Extract each record and reproduce it exactly.

═════ Data supplied

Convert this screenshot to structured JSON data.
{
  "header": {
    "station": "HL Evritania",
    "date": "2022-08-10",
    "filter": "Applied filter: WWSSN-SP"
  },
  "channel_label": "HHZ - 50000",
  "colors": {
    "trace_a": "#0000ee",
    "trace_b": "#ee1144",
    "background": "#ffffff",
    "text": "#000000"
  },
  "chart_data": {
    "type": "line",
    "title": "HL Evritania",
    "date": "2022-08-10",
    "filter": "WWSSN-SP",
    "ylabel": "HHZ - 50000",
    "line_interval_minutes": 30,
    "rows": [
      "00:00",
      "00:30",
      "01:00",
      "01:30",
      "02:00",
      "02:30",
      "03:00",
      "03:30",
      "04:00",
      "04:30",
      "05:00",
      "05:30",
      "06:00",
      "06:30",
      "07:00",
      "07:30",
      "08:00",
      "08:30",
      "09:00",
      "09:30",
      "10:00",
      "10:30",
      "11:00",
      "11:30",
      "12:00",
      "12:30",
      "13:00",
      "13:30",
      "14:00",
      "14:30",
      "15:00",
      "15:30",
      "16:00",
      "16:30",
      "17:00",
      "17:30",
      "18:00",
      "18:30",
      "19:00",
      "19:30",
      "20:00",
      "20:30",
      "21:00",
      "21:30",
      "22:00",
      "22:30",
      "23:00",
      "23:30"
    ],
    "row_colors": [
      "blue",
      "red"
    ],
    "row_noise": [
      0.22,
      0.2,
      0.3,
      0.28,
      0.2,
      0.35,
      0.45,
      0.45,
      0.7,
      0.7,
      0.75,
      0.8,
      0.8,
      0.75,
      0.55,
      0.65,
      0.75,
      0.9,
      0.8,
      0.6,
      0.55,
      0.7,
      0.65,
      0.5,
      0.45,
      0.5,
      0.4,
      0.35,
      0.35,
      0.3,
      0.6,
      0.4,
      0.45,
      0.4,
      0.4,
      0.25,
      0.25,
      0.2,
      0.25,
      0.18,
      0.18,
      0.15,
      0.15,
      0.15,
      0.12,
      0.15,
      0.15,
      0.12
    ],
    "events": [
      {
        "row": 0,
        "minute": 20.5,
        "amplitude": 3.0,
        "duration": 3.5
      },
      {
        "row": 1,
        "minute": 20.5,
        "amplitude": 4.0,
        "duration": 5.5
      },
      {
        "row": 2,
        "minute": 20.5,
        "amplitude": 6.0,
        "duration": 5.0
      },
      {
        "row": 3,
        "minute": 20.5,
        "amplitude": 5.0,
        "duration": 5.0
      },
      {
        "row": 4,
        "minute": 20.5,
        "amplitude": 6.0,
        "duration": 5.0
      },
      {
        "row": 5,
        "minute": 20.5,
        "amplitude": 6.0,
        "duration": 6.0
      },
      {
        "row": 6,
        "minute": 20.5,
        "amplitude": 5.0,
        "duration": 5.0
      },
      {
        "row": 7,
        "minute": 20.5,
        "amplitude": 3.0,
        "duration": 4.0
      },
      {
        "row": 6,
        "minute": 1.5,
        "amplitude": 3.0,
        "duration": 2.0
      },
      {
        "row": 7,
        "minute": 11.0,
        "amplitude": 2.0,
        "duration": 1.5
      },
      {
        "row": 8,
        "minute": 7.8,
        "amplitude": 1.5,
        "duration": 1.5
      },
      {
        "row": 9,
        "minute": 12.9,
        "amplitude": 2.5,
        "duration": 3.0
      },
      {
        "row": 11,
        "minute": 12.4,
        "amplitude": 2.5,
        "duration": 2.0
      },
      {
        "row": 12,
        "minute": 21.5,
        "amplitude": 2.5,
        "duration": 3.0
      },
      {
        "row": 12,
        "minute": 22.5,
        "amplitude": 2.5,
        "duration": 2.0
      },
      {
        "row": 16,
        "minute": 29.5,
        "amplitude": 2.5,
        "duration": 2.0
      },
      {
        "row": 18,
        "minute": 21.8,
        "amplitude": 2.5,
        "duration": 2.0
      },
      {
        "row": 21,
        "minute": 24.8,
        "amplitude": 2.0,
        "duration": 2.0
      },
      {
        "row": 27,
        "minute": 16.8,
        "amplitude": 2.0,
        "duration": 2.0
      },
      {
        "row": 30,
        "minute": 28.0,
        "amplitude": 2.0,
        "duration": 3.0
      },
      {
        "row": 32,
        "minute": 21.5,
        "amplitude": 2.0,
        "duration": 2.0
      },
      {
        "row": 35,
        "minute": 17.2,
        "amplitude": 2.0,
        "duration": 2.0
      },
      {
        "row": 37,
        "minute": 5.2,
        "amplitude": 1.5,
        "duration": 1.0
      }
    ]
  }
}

══════════

_Solved problem_.
Convert this screenshot to structured JSON data.
{
  "header": {
    "station": "HL Evritania",
    "date": "2022-08-10",
    "filter": "Applied filter: WWSSN-SP"
  },
  "channel_label": "HHZ - 50000",
  "colors": {
    "trace_a": "#0000ee",
    "trace_b": "#ee1144",
    "background": "#ffffff",
    "text": "#000000"
  },
  "chart_data": {
    "type": "line",
    "title": "HL Evritania",
    "date": "2022-08-10",
    "filter": "WWSSN-SP",
    "ylabel": "HHZ - 50000",
    "line_interval_minutes": 30,
    "rows": [
      "00:00",
      "00:30",
      "01:00",
      "01:30",
      "02:00",
      "02:30",
      "03:00",
      "03:30",
      "04:00",
      "04:30",
      "05:00",
      "05:30",
      "06:00",
      "06:30",
      "07:00",
      "07:30",
      "08:00",
      "08:30",
      "09:00",
      "09:30",
      "10:00",
      "10:30",
      "11:00",
      "11:30",
      "12:00",
      "12:30",
      "13:00",
      "13:30",
      "14:00",
      "14:30",
      "15:00",
      "15:30",
      "16:00",
      "16:30",
      "17:00",
      "17:30",
      "18:00",
      "18:30",
      "19:00",
      "19:30",
      "20:00",
      "20:30",
      "21:00",
      "21:30",
      "22:00",
      "22:30",
      "23:00",
      "23:30"
    ],
    "row_colors": [
      "blue",
      "red"
    ],
    "row_noise": [
      0.22,
      0.2,
      0.3,
      0.28,
      0.2,
      0.35,
      0.45,
      0.45,
      0.7,
      0.7,
      0.75,
      0.8,
      0.8,
      0.75,
      0.55,
      0.65,
      0.75,
      0.9,
      0.8,
      0.6,
      0.55,
      0.7,
      0.65,
      0.5,
      0.45,
      0.5,
      0.4,
      0.35,
      0.35,
      0.3,
      0.6,
      0.4,
      0.45,
      0.4,
      0.4,
      0.25,
      0.25,
      0.2,
      0.25,
      0.18,
      0.18,
      0.15,
      0.15,
      0.15,
      0.12,
      0.15,
      0.15,
      0.12
    ],
    "events": [
      {
        "row": 0,
        "minute": 20.5,
        "amplitude": 3.0,
        "duration": 3.5
      },
      {
        "row": 1,
        "minute": 20.5,
        "amplitude": 4.0,
        "duration": 5.5
      },
      {
        "row": 2,
        "minute": 20.5,
        "amplitude": 6.0,
        "duration": 5.0
      },
      {
        "row": 3,
        "minute": 20.5,
        "amplitude": 5.0,
        "duration": 5.0
      },
      {
        "row": 4,
        "minute": 20.5,
        "amplitude": 6.0,
        "duration": 5.0
      },
      {
        "row": 5,
        "minute": 20.5,
        "amplitude": 6.0,
        "duration": 6.0
      },
      {
        "row": 6,
        "minute": 20.5,
        "amplitude": 5.0,
        "duration": 5.0
      },
      {
        "row": 7,
        "minute": 20.5,
        "amplitude": 3.0,
        "duration": 4.0
      },
      {
        "row": 6,
        "minute": 1.5,
        "amplitude": 3.0,
        "duration": 2.0
      },
      {
        "row": 7,
        "minute": 11.0,
        "amplitude": 2.0,
        "duration": 1.5
      },
      {
        "row": 8,
        "minute": 7.8,
        "amplitude": 1.5,
        "duration": 1.5
      },
      {
        "row": 9,
        "minute": 12.9,
        "amplitude": 2.5,
        "duration": 3.0
      },
      {
        "row": 11,
        "minute": 12.4,
        "amplitude": 2.5,
        "duration": 2.0
      },
      {
        "row": 12,
        "minute": 21.5,
        "amplitude": 2.5,
        "duration": 3.0
      },
      {
        "row": 12,
        "minute": 22.5,
        "amplitude": 2.5,
        "duration": 2.0
      },
      {
        "row": 16,
        "minute": 29.5,
        "amplitude": 2.5,
        "duration": 2.0
      },
      {
        "row": 18,
        "minute": 21.8,
        "amplitude": 2.5,
        "duration": 2.0
      },
      {
        "row": 21,
        "minute": 24.8,
        "amplitude": 2.0,
        "duration": 2.0
      },
      {
        "row": 27,
        "minute": 16.8,
        "amplitude": 2.0,
        "duration": 2.0
      },
      {
        "row": 30,
        "minute": 28.0,
        "amplitude": 2.0,
        "duration": 3.0
      },
      {
        "row": 32,
        "minute": 21.5,
        "amplitude": 2.0,
        "duration": 2.0
      },
      {
        "row": 35,
        "minute": 17.2,
        "amplitude": 2.0,
        "duration": 2.0
      },
      {
        "row": 37,
        "minute": 5.2,
        "amplitude": 1.5,
        "duration": 1.0
      }
    ]
  }
}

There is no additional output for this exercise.